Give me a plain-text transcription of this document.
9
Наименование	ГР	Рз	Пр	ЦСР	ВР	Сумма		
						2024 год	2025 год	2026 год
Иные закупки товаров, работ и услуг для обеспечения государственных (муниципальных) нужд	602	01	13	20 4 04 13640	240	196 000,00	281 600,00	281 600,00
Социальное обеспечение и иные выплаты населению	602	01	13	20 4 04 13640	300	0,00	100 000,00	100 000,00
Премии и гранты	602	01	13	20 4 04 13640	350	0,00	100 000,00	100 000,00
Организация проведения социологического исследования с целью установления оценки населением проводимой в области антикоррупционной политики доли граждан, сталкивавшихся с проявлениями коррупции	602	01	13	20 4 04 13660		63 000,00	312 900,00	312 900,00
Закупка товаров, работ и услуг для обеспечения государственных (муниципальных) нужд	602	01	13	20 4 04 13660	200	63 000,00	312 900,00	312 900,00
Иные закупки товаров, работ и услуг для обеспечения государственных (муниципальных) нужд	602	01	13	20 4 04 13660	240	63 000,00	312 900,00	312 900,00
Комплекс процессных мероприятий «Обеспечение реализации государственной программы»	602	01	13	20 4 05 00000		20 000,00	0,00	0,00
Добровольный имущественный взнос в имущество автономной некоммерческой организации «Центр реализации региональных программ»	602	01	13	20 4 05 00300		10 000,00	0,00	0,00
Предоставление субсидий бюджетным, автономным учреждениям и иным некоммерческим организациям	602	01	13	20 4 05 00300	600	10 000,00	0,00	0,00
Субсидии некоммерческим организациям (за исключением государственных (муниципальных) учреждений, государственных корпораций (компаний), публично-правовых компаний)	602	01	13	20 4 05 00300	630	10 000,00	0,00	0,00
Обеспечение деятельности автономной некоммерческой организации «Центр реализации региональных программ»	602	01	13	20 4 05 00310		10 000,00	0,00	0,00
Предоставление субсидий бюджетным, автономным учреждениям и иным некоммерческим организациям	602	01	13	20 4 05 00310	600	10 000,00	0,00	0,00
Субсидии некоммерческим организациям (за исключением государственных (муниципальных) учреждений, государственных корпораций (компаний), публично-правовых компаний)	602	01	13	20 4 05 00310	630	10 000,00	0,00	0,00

———

Extract each line from the entries above that contains the string "бюджетным".

* Solution *
Предоставление субсидий бюджетным, автономным учреждениям и иным некоммерческим организациям	602	01	13	20 4 05 00300	600	10 000,00	0,00	0,00
Предоставление субсидий бюджетным, автономным учреждениям и иным некоммерческим организациям	602	01	13	20 4 05 00310	600	10 000,00	0,00	0,00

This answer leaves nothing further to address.